> DIRECTIONS FOR THIS TASK:
Retype the whole listing verbatim and keep the pictures out of it.

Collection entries

++++++++++++++++++++

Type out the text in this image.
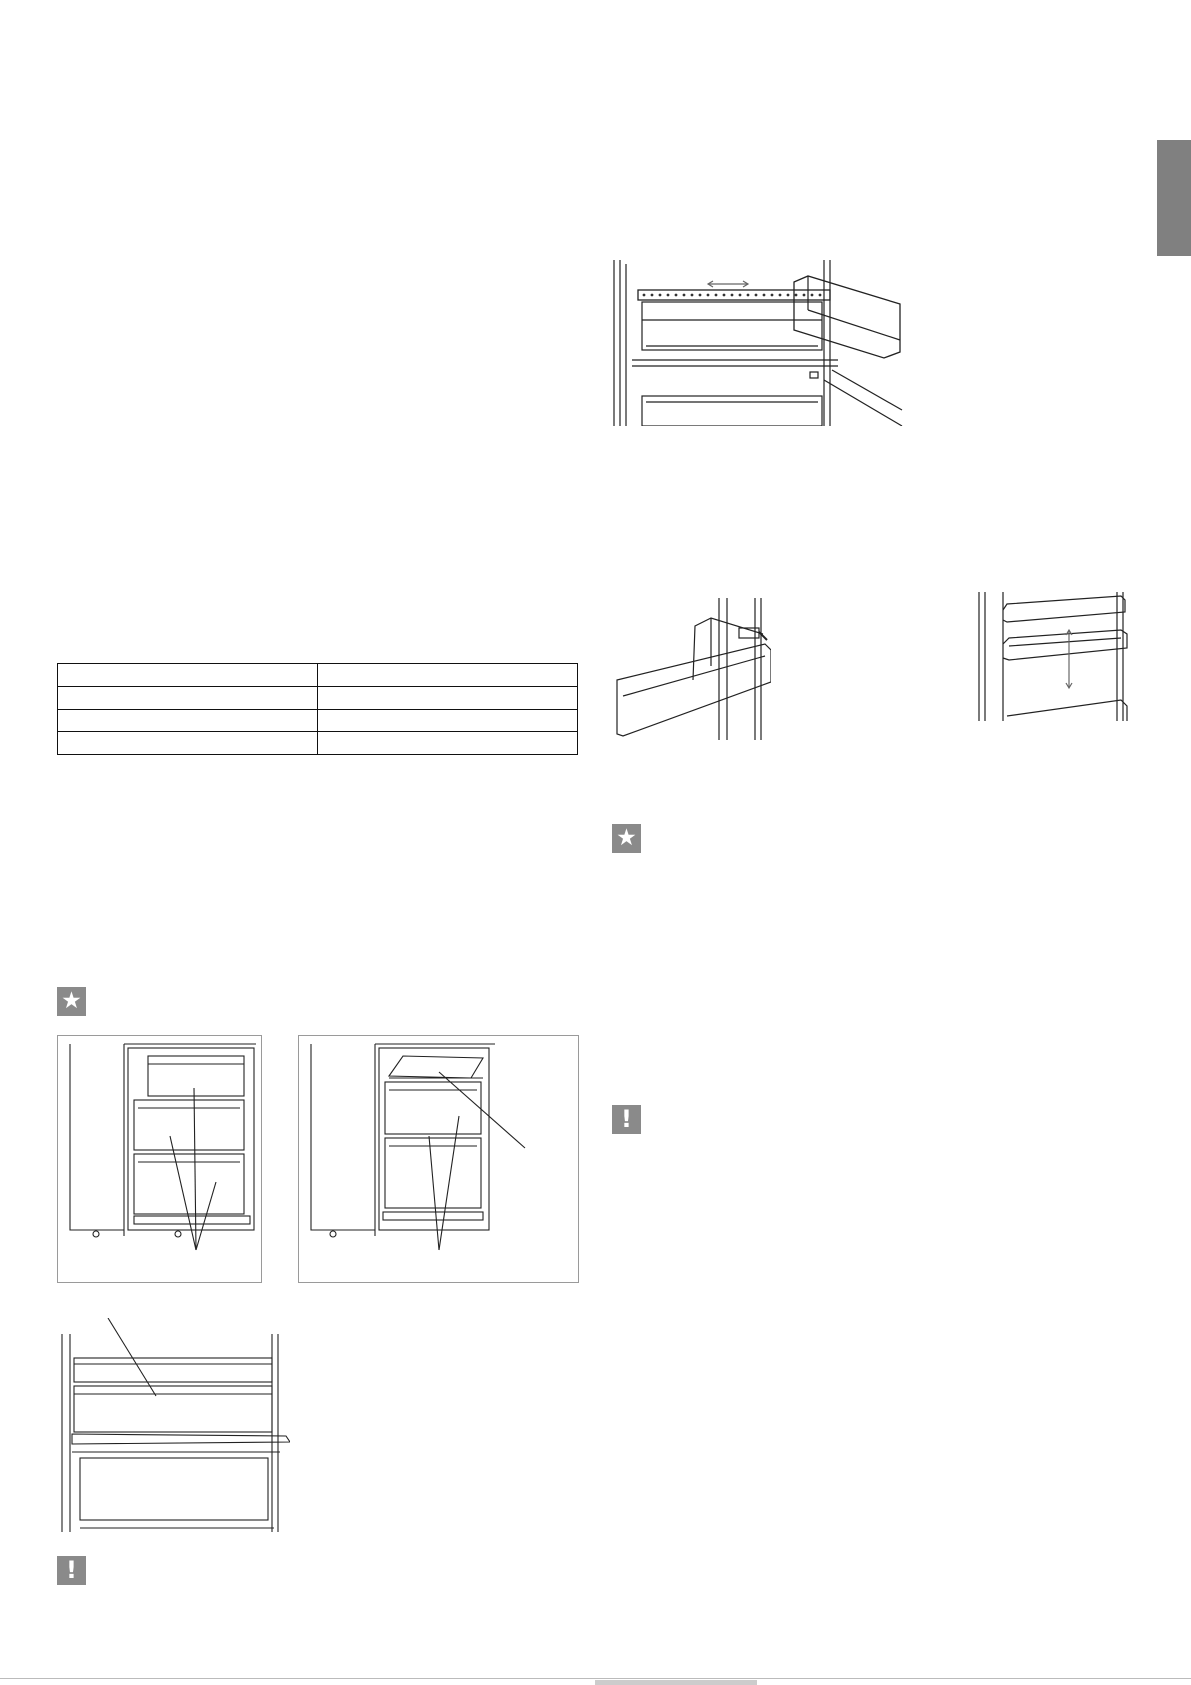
★
!
★
!
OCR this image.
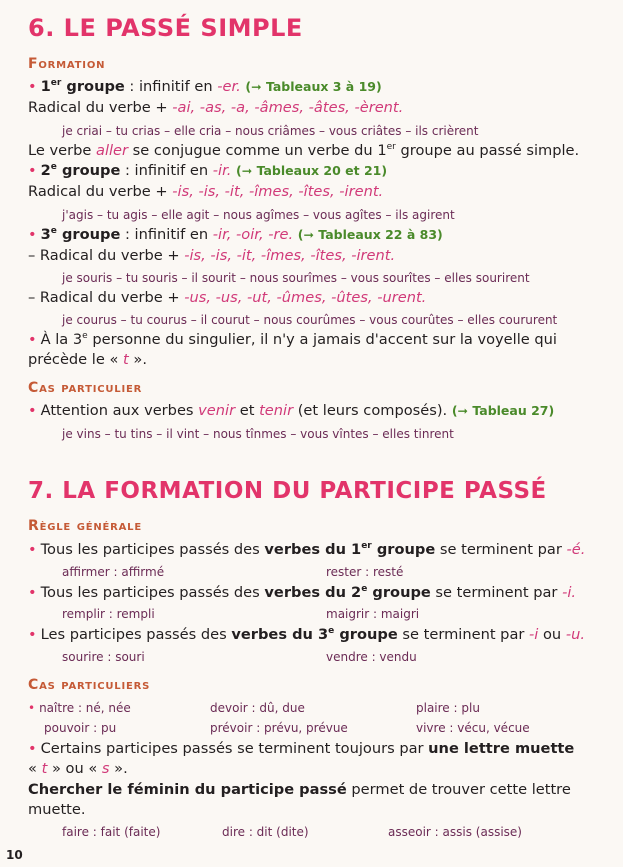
6. LE PASSÉ SIMPLE
Formation
• 1er groupe : infinitif en -er. (➞ Tableaux 3 à 19)
Radical du verbe + -ai, -as, -a, -âmes, -âtes, -èrent.
je criai – tu crias – elle cria – nous criâmes – vous criâtes – ils crièrent
Le verbe aller se conjugue comme un verbe du 1er groupe au passé simple.
• 2e groupe : infinitif en -ir. (➞ Tableaux 20 et 21)
Radical du verbe + -is, -is, -it, -îmes, -îtes, -irent.
j'agis – tu agis – elle agit – nous agîmes – vous agîtes – ils agirent
• 3e groupe : infinitif en -ir, -oir, -re. (➞ Tableaux 22 à 83)
– Radical du verbe + -is, -is, -it, -îmes, -îtes, -irent.
je souris – tu souris – il sourit – nous sourîmes – vous sourîtes – elles sourirent
– Radical du verbe + -us, -us, -ut, -ûmes, -ûtes, -urent.
je courus – tu courus – il courut – nous courûmes – vous courûtes – elles coururent
• À la 3e personne du singulier, il n'y a jamais d'accent sur la voyelle qui
précède le « t ».
Cas particulier
• Attention aux verbes venir et tenir (et leurs composés). (➞ Tableau 27)
je vins – tu tins – il vint – nous tînmes – vous vîntes – elles tinrent
7. LA FORMATION DU PARTICIPE PASSÉ
Règle générale
• Tous les participes passés des verbes du 1er groupe se terminent par -é.
affirmer : affirmé	rester : resté
• Tous les participes passés des verbes du 2e groupe se terminent par -i.
remplir : rempli	maigrir : maigri
• Les participes passés des verbes du 3e groupe se terminent par -i ou -u.
sourire : souri	vendre : vendu
Cas particuliers
• naître : né, née	devoir : dû, due	plaire : plu
pouvoir : pu	prévoir : prévu, prévue	vivre : vécu, vécue
• Certains participes passés se terminent toujours par une lettre muette
« t » ou « s ».
Chercher le féminin du participe passé permet de trouver cette lettre
muette.
faire : fait (faite)	dire : dit (dite)	asseoir : assis (assise)
10
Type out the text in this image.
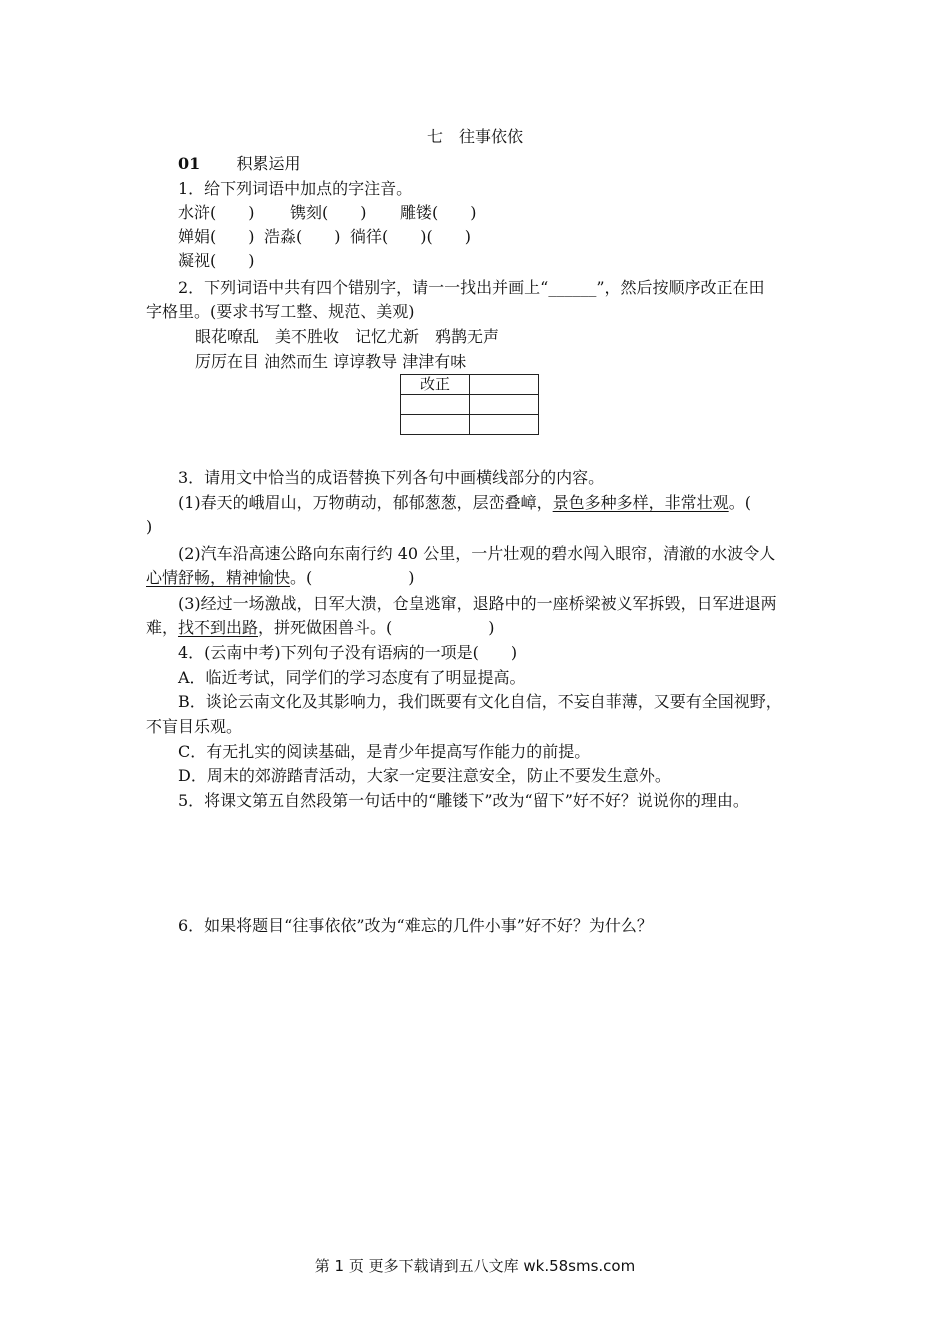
七　往事依依
01 积累运用
1．给下列词语中加点的字注音。
水浒(　　) 镌刻(　　) 雕镂(　　)
婵娟(　　) 浩淼(　　) 徜徉(　　)(　　)
凝视(　　)
2．下列词语中共有四个错别字，请一一找出并画上“______”，然后按顺序改正在田
字格里。(要求书写工整、规范、美观)
眼花嘹乱　美不胜收　记忆尤新　鸦鹊无声
厉厉在目 油然而生 谆谆教导 津津有味
改正	

3．请用文中恰当的成语替换下列各句中画横线部分的内容。
(1)春天的峨眉山，万物萌动，郁郁葱葱，层峦叠嶂，景色多种多样，非常壮观。(
)
(2)汽车沿高速公路向东南行约 40 公里，一片壮观的碧水闯入眼帘，清澈的水波令人
心情舒畅，精神愉快。(　　　　　　)
(3)经过一场激战，日军大溃，仓皇逃窜，退路中的一座桥梁被义军拆毁，日军进退两
难，找不到出路，拼死做困兽斗。(　　　　　　)
4．(云南中考)下列句子没有语病的一项是(　　)
A．临近考试，同学们的学习态度有了明显提高。
B．谈论云南文化及其影响力，我们既要有文化自信，不妄自菲薄，又要有全国视野，
不盲目乐观。
C．有无扎实的阅读基础，是青少年提高写作能力的前提。
D．周末的郊游踏青活动，大家一定要注意安全，防止不要发生意外。
5．将课文第五自然段第一句话中的“雕镂下”改为“留下”好不好？说说你的理由。
6．如果将题目“往事依依”改为“难忘的几件小事”好不好？为什么？
第 1 页 更多下载请到五八文库 wk.58sms.com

++++++++++++++++++++

> TASK OUTPUT:
Type out the text in this image.
★
!
★
!
OCR this image.
6. LE PASSÉ SIMPLE
Formation
• 1er groupe : infinitif en -er. (➞ Tableaux 3 à 19)
Radical du verbe + -ai, -as, -a, -âmes, -âtes, -èrent.
je criai – tu crias – elle cria – nous criâmes – vous criâtes – ils crièrent
Le verbe aller se conjugue comme un verbe du 1er groupe au passé simple.
• 2e groupe : infinitif en -ir. (➞ Tableaux 20 et 21)
Radical du verbe + -is, -is, -it, -îmes, -îtes, -irent.
j'agis – tu agis – elle agit – nous agîmes – vous agîtes – ils agirent
• 3e groupe : infinitif en -ir, -oir, -re. (➞ Tableaux 22 à 83)
– Radical du verbe + -is, -is, -it, -îmes, -îtes, -irent.
je souris – tu souris – il sourit – nous sourîmes – vous sourîtes – elles sourirent
– Radical du verbe + -us, -us, -ut, -ûmes, -ûtes, -urent.
je courus – tu courus – il courut – nous courûmes – vous courûtes – elles coururent
• À la 3e personne du singulier, il n'y a jamais d'accent sur la voyelle qui
précède le « t ».
Cas particulier
• Attention aux verbes venir et tenir (et leurs composés). (➞ Tableau 27)
je vins – tu tins – il vint – nous tînmes – vous vîntes – elles tinrent
7. LA FORMATION DU PARTICIPE PASSÉ
Règle générale
• Tous les participes passés des verbes du 1er groupe se terminent par -é.
affirmer : affirmé	rester : resté
• Tous les participes passés des verbes du 2e groupe se terminent par -i.
remplir : rempli	maigrir : maigri
• Les participes passés des verbes du 3e groupe se terminent par -i ou -u.
sourire : souri	vendre : vendu
Cas particuliers
• naître : né, née	devoir : dû, due	plaire : plu
pouvoir : pu	prévoir : prévu, prévue	vivre : vécu, vécue
• Certains participes passés se terminent toujours par une lettre muette
« t » ou « s ».
Chercher le féminin du participe passé permet de trouver cette lettre
muette.
faire : fait (faite)	dire : dit (dite)	asseoir : assis (assise)
10
Type out the text in this image.
七　往事依依
01 积累运用
1．给下列词语中加点的字注音。
水浒(　　) 镌刻(　　) 雕镂(　　)
婵娟(　　) 浩淼(　　) 徜徉(　　)(　　)
凝视(　　)
2．下列词语中共有四个错别字，请一一找出并画上“______”，然后按顺序改正在田
字格里。(要求书写工整、规范、美观)
眼花嘹乱　美不胜收　记忆尤新　鸦鹊无声
厉厉在目 油然而生 谆谆教导 津津有味
改正	

3．请用文中恰当的成语替换下列各句中画横线部分的内容。
(1)春天的峨眉山，万物萌动，郁郁葱葱，层峦叠嶂，景色多种多样，非常壮观。(
)
(2)汽车沿高速公路向东南行约 40 公里，一片壮观的碧水闯入眼帘，清澈的水波令人
心情舒畅，精神愉快。(　　　　　　)
(3)经过一场激战，日军大溃，仓皇逃窜，退路中的一座桥梁被义军拆毁，日军进退两
难，找不到出路，拼死做困兽斗。(　　　　　　)
4．(云南中考)下列句子没有语病的一项是(　　)
A．临近考试，同学们的学习态度有了明显提高。
B．谈论云南文化及其影响力，我们既要有文化自信，不妄自菲薄，又要有全国视野，
不盲目乐观。
C．有无扎实的阅读基础，是青少年提高写作能力的前提。
D．周末的郊游踏青活动，大家一定要注意安全，防止不要发生意外。
5．将课文第五自然段第一句话中的“雕镂下”改为“留下”好不好？说说你的理由。
6．如果将题目“往事依依”改为“难忘的几件小事”好不好？为什么？
第 1 页 更多下载请到五八文库 wk.58sms.com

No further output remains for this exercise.